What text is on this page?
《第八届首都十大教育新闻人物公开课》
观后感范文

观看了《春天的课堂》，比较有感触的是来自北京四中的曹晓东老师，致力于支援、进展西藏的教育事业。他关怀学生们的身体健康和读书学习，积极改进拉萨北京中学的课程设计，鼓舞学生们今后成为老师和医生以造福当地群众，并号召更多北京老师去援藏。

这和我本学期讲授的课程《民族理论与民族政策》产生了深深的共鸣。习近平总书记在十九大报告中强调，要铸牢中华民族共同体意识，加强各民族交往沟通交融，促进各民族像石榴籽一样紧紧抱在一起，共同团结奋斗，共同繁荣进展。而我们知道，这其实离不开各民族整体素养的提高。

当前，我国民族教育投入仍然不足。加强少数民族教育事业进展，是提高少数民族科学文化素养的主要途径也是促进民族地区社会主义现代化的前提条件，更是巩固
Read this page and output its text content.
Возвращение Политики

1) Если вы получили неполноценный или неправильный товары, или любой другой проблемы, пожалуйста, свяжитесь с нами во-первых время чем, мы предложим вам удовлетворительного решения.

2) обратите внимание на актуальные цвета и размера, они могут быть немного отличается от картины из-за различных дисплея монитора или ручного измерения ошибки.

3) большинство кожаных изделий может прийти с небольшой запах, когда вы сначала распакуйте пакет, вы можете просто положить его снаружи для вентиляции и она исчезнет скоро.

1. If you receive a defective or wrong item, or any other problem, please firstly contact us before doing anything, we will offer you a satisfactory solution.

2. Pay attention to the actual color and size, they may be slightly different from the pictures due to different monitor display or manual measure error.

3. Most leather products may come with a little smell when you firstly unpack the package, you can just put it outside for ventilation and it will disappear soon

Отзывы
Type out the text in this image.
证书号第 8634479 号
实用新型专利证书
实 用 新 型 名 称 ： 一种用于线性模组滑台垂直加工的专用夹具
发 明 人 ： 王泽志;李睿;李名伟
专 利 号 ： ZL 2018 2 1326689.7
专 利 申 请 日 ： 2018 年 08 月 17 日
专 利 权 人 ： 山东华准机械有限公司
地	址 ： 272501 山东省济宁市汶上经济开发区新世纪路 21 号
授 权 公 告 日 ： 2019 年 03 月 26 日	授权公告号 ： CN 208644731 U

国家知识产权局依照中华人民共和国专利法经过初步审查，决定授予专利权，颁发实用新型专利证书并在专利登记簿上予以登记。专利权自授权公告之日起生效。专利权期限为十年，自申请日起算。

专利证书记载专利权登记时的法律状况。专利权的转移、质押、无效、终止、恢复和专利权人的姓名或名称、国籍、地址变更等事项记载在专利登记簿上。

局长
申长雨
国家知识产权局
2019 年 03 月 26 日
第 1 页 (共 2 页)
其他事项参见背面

■ **What the task requires**:
List every line above that holds the word "will".

■ **Output for this exercise**:
1. If you receive a defective or wrong item, or any other problem, please firstly contact us before doing anything, we will offer you a satisfactory solution.
3. Most leather products may come with a little smell when you firstly unpack the package, you can just put it outside for ventilation and it will disappear soon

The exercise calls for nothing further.